--- Data ---

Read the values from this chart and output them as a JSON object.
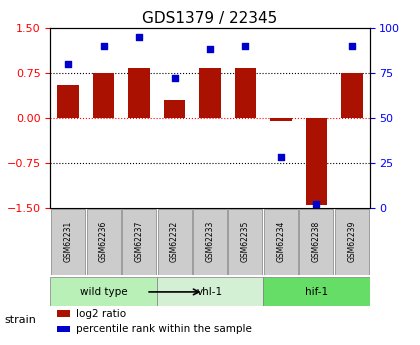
{
  "title": "GDS1379 / 22345",
  "samples": [
    "GSM62231",
    "GSM62236",
    "GSM62237",
    "GSM62232",
    "GSM62233",
    "GSM62235",
    "GSM62234",
    "GSM62238",
    "GSM62239"
  ],
  "log2_ratio": [
    0.55,
    0.75,
    0.82,
    0.3,
    0.82,
    0.82,
    -0.05,
    -1.45,
    0.75
  ],
  "percentile_rank": [
    80,
    90,
    95,
    72,
    88,
    90,
    28,
    2,
    90
  ],
  "groups": [
    {
      "label": "wild type",
      "indices": [
        0,
        1,
        2
      ],
      "color": "#b8f0b8"
    },
    {
      "label": "vhl-1",
      "indices": [
        3,
        4,
        5
      ],
      "color": "#d4f0d4"
    },
    {
      "label": "hif-1",
      "indices": [
        6,
        7,
        8
      ],
      "color": "#66dd66"
    }
  ],
  "bar_color": "#aa1100",
  "scatter_color": "#0000cc",
  "ylim_left": [
    -1.5,
    1.5
  ],
  "ylim_right": [
    0,
    100
  ],
  "yticks_left": [
    -1.5,
    -0.75,
    0,
    0.75,
    1.5
  ],
  "yticks_right": [
    0,
    25,
    50,
    75,
    100
  ],
  "hline_red": 0,
  "hlines_black": [
    -0.75,
    0.75
  ],
  "bar_width": 0.6,
  "legend_items": [
    {
      "color": "#aa1100",
      "label": "log2 ratio"
    },
    {
      "color": "#0000cc",
      "label": "percentile rank within the sample"
    }
  ],
  "strain_label": "strain",
  "strain_color": "#cccccc"
}
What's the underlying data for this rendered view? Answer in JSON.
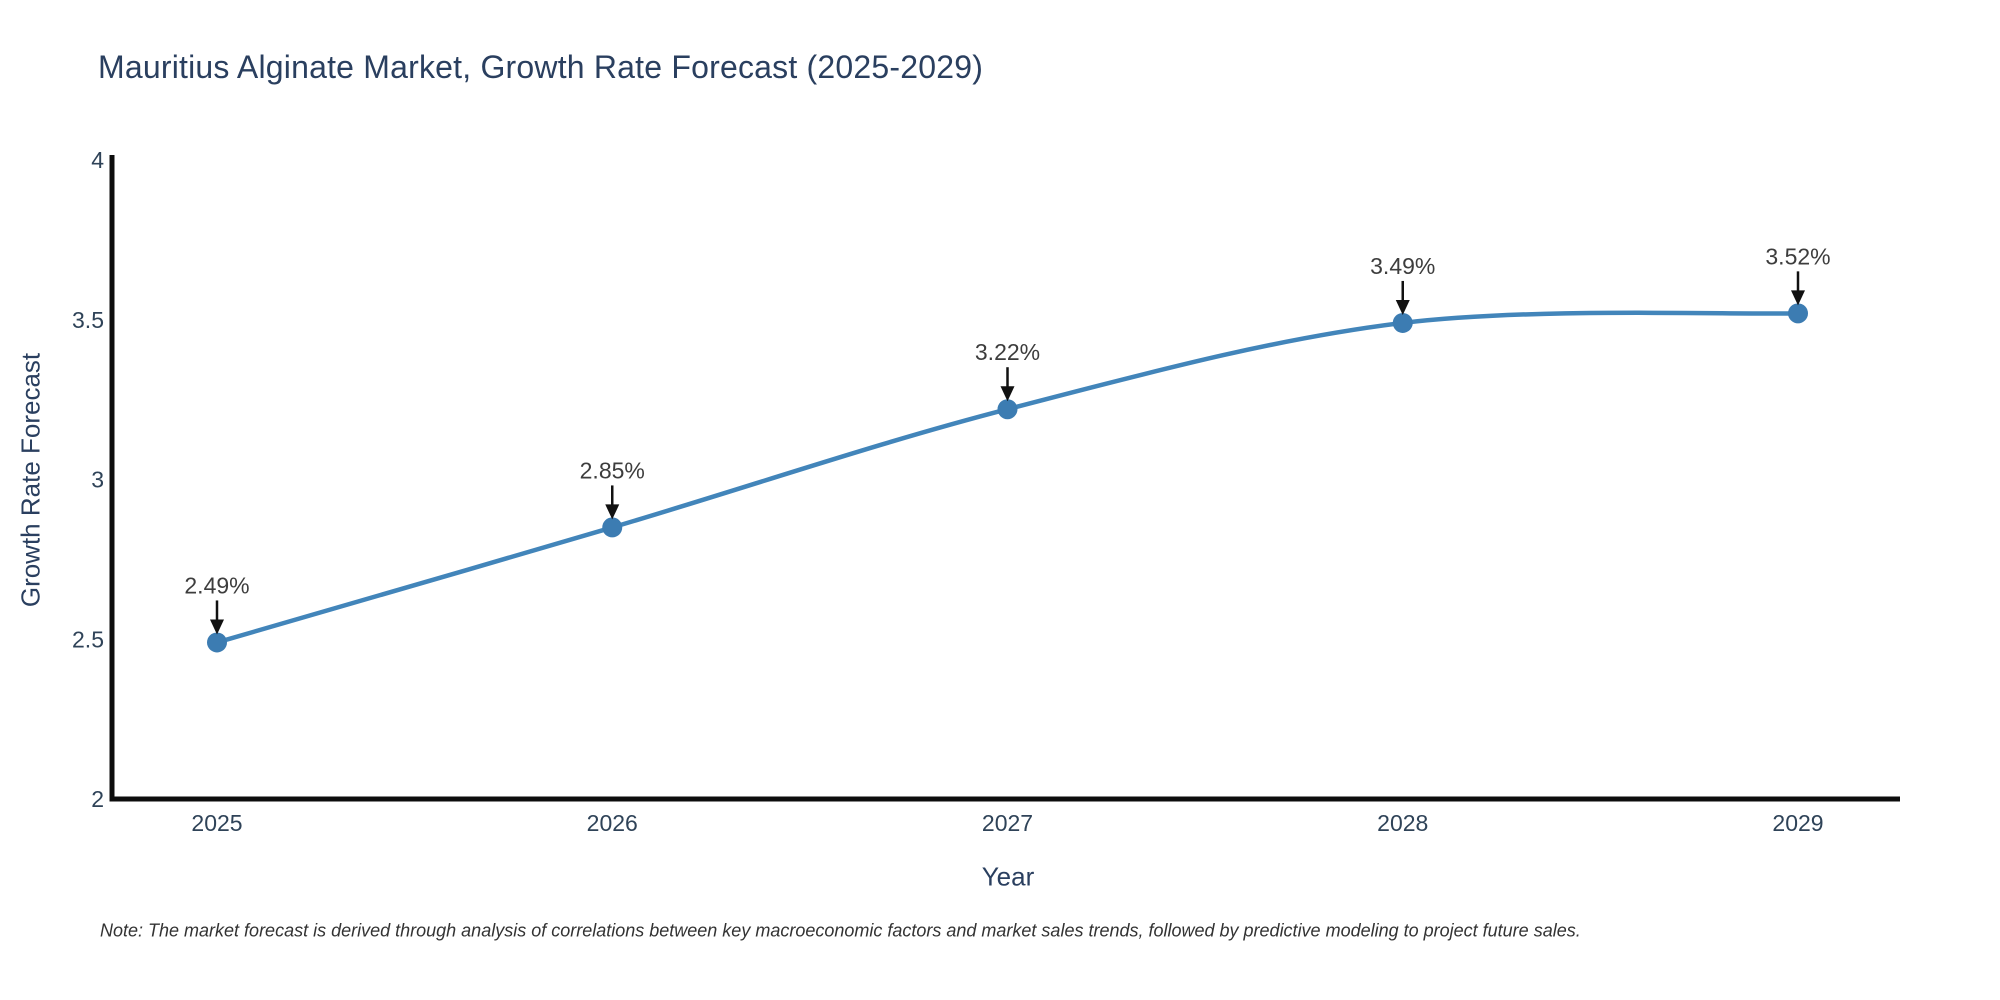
{
  "title": "Mauritius Alginate Market, Growth Rate Forecast (2025-2029)",
  "note": "Note: The market forecast is derived through analysis of correlations between key macroeconomic factors and market sales trends, followed by predictive modeling to project future sales.",
  "chart_data": {
    "type": "line",
    "line_shape": "spline",
    "categories": [
      "2025",
      "2026",
      "2027",
      "2028",
      "2029"
    ],
    "x": [
      2025,
      2026,
      2027,
      2028,
      2029
    ],
    "values": [
      2.49,
      2.85,
      3.22,
      3.49,
      3.52
    ],
    "point_labels": [
      "2.49%",
      "2.85%",
      "3.22%",
      "3.49%",
      "3.52%"
    ],
    "title": "Mauritius Alginate Market, Growth Rate Forecast (2025-2029)",
    "xlabel": "Year",
    "ylabel": "Growth Rate Forecast",
    "ylim": [
      2,
      4
    ],
    "yticks": [
      2,
      2.5,
      3,
      3.5,
      4
    ],
    "ytick_labels": [
      "2",
      "2.5",
      "3",
      "3.5",
      "4"
    ],
    "grid": false,
    "legend": "none",
    "markers": true,
    "annotations_with_arrows": true
  },
  "colors": {
    "background": "#ffffff",
    "line": "#4285ba",
    "marker": "#3c7cb2",
    "axis": "#0d0d0d",
    "title_text": "#2a3f5f",
    "tick_text": "#2f4358",
    "axis_label_text": "#2a3f5f",
    "annotation_text": "#3d3d3d",
    "arrow": "#111111",
    "note_text": "#333333"
  }
}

---

■ **Work to complete**: Without the pictures, restate all the entries above exactly.

■ **Output**:
Read the values from this chart and output them as a JSON object.
{
  "title": "GDS1379 / 22345",
  "samples": [
    "GSM62231",
    "GSM62236",
    "GSM62237",
    "GSM62232",
    "GSM62233",
    "GSM62235",
    "GSM62234",
    "GSM62238",
    "GSM62239"
  ],
  "log2_ratio": [
    0.55,
    0.75,
    0.82,
    0.3,
    0.82,
    0.82,
    -0.05,
    -1.45,
    0.75
  ],
  "percentile_rank": [
    80,
    90,
    95,
    72,
    88,
    90,
    28,
    2,
    90
  ],
  "groups": [
    {
      "label": "wild type",
      "indices": [
        0,
        1,
        2
      ],
      "color": "#b8f0b8"
    },
    {
      "label": "vhl-1",
      "indices": [
        3,
        4,
        5
      ],
      "color": "#d4f0d4"
    },
    {
      "label": "hif-1",
      "indices": [
        6,
        7,
        8
      ],
      "color": "#66dd66"
    }
  ],
  "bar_color": "#aa1100",
  "scatter_color": "#0000cc",
  "ylim_left": [
    -1.5,
    1.5
  ],
  "ylim_right": [
    0,
    100
  ],
  "yticks_left": [
    -1.5,
    -0.75,
    0,
    0.75,
    1.5
  ],
  "yticks_right": [
    0,
    25,
    50,
    75,
    100
  ],
  "hline_red": 0,
  "hlines_black": [
    -0.75,
    0.75
  ],
  "bar_width": 0.6,
  "legend_items": [
    {
      "color": "#aa1100",
      "label": "log2 ratio"
    },
    {
      "color": "#0000cc",
      "label": "percentile rank within the sample"
    }
  ],
  "strain_label": "strain",
  "strain_color": "#cccccc"
}
What's the underlying data for this rendered view? Answer in JSON.
{
  "title": "Mauritius Alginate Market, Growth Rate Forecast (2025-2029)",
  "note": "Note: The market forecast is derived through analysis of correlations between key macroeconomic factors and market sales trends, followed by predictive modeling to project future sales.",
  "chart_data": {
    "type": "line",
    "line_shape": "spline",
    "categories": [
      "2025",
      "2026",
      "2027",
      "2028",
      "2029"
    ],
    "x": [
      2025,
      2026,
      2027,
      2028,
      2029
    ],
    "values": [
      2.49,
      2.85,
      3.22,
      3.49,
      3.52
    ],
    "point_labels": [
      "2.49%",
      "2.85%",
      "3.22%",
      "3.49%",
      "3.52%"
    ],
    "title": "Mauritius Alginate Market, Growth Rate Forecast (2025-2029)",
    "xlabel": "Year",
    "ylabel": "Growth Rate Forecast",
    "ylim": [
      2,
      4
    ],
    "yticks": [
      2,
      2.5,
      3,
      3.5,
      4
    ],
    "ytick_labels": [
      "2",
      "2.5",
      "3",
      "3.5",
      "4"
    ],
    "grid": false,
    "legend": "none",
    "markers": true,
    "annotations_with_arrows": true
  },
  "colors": {
    "background": "#ffffff",
    "line": "#4285ba",
    "marker": "#3c7cb2",
    "axis": "#0d0d0d",
    "title_text": "#2a3f5f",
    "tick_text": "#2f4358",
    "axis_label_text": "#2a3f5f",
    "annotation_text": "#3d3d3d",
    "arrow": "#111111",
    "note_text": "#333333"
  }
}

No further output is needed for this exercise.